═════ RECORD LIST ═════
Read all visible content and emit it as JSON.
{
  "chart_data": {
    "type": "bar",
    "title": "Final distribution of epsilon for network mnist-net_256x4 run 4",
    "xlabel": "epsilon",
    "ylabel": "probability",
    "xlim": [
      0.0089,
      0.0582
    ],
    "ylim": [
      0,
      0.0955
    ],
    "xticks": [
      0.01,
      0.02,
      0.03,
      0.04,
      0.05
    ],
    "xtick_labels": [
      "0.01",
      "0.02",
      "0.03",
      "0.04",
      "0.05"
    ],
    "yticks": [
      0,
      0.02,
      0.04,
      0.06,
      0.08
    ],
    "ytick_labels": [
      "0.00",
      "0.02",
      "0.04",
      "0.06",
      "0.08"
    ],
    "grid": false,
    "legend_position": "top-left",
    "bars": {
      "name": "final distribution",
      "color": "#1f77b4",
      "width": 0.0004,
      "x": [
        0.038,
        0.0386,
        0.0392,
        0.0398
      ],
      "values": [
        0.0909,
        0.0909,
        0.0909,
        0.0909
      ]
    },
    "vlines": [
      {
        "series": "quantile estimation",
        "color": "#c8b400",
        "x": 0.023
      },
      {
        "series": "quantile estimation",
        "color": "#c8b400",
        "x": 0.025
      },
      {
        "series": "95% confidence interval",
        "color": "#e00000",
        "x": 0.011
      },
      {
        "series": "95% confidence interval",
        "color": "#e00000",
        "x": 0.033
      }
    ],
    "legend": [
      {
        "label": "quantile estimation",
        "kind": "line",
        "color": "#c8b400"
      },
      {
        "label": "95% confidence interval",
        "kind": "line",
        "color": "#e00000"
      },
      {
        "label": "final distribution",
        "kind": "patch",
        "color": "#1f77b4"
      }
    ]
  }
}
═════
═════ RECORD LIST ═════
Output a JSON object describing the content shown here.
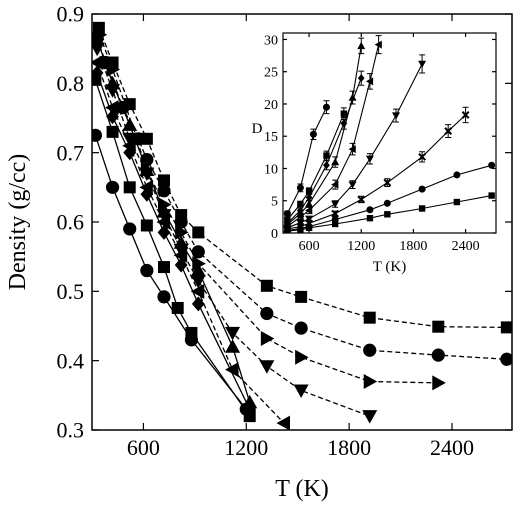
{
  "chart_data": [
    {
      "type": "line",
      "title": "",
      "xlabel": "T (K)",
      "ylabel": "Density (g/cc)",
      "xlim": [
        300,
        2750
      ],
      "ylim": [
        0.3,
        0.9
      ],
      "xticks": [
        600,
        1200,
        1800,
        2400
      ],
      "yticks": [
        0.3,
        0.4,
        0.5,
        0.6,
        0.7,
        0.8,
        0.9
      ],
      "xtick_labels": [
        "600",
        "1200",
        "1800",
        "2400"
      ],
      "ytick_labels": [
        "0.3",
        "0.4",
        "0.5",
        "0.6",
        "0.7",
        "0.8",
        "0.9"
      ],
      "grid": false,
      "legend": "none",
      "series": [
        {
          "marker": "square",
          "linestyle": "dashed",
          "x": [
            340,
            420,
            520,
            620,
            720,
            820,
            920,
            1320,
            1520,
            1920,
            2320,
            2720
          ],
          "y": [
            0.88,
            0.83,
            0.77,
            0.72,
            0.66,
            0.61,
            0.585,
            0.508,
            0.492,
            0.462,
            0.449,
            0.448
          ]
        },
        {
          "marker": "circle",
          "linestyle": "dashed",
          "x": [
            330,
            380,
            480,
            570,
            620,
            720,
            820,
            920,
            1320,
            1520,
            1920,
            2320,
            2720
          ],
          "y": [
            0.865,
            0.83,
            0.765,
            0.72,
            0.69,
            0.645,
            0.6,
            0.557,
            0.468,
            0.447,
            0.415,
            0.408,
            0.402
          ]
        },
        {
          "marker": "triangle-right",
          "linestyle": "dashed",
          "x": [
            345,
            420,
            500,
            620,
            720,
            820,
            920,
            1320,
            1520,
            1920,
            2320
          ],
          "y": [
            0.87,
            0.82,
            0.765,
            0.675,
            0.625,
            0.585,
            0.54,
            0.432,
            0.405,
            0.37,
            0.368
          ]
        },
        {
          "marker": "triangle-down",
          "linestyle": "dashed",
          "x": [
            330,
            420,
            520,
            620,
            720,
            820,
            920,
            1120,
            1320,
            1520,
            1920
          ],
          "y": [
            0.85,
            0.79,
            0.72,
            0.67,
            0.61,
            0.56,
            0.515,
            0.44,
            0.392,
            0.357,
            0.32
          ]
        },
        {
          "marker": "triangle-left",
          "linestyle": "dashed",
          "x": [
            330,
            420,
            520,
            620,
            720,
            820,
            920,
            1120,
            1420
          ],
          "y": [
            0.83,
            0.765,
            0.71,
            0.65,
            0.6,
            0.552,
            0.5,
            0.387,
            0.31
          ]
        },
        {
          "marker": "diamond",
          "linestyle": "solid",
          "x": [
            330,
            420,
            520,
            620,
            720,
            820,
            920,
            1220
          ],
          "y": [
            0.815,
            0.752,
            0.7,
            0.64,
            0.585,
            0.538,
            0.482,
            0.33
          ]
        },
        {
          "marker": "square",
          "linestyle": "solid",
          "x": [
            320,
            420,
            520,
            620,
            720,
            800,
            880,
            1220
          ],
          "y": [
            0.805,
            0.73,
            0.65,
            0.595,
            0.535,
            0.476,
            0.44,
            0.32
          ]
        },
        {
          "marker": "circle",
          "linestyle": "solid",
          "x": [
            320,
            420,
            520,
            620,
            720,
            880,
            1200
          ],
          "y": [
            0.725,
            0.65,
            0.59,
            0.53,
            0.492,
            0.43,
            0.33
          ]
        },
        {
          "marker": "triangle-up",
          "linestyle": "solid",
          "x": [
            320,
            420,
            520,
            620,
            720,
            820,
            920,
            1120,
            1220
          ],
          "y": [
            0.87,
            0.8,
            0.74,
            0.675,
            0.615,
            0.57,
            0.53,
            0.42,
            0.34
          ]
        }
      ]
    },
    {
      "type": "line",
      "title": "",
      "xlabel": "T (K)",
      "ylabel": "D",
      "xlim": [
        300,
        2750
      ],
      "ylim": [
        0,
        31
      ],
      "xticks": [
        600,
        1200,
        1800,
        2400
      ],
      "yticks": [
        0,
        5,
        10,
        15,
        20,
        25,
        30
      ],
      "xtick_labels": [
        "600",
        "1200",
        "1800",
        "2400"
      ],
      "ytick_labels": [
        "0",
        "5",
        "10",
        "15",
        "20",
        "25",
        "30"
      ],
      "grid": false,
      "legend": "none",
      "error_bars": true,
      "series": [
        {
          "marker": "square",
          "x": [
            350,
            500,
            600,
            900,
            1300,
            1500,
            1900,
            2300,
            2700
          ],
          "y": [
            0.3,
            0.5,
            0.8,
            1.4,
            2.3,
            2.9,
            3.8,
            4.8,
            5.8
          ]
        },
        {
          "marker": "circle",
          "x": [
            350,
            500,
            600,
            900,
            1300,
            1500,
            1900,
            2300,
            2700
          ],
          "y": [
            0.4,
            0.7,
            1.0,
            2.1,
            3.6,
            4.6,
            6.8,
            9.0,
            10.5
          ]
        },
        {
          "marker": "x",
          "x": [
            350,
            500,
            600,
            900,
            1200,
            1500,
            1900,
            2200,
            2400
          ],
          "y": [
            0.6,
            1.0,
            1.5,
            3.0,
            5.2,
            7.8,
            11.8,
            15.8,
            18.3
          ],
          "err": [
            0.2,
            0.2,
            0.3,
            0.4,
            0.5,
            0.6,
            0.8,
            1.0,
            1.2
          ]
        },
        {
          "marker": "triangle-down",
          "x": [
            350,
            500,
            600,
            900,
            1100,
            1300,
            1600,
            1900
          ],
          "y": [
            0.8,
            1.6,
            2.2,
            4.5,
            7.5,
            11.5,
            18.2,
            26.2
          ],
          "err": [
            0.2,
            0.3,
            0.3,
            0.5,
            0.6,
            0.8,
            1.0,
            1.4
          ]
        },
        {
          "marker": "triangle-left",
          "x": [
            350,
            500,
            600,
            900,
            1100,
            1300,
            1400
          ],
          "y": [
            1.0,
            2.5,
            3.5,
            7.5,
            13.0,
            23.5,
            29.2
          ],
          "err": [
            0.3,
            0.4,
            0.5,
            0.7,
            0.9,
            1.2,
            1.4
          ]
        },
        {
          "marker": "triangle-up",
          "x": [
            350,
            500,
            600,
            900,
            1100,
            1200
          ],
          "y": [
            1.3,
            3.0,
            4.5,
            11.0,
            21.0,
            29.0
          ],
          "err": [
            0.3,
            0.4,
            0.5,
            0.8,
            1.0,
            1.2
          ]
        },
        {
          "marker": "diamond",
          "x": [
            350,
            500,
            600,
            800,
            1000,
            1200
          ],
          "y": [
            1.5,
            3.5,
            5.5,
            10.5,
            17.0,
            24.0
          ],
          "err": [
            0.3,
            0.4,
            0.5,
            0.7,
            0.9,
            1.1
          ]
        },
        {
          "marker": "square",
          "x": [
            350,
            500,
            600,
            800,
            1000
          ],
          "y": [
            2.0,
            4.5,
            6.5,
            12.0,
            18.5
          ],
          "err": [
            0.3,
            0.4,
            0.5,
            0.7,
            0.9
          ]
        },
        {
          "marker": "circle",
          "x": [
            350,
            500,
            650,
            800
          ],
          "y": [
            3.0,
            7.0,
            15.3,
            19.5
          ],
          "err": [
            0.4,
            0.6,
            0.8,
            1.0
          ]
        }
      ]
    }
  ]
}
═════
• **WRITTEN PROBLEM**:
Filter the entries and copy out every line with the word "ylabel".

• **RESULT**:
    "ylabel": "probability",
      "ylabel": "Density (g/cc)",
      "ylabel": "D",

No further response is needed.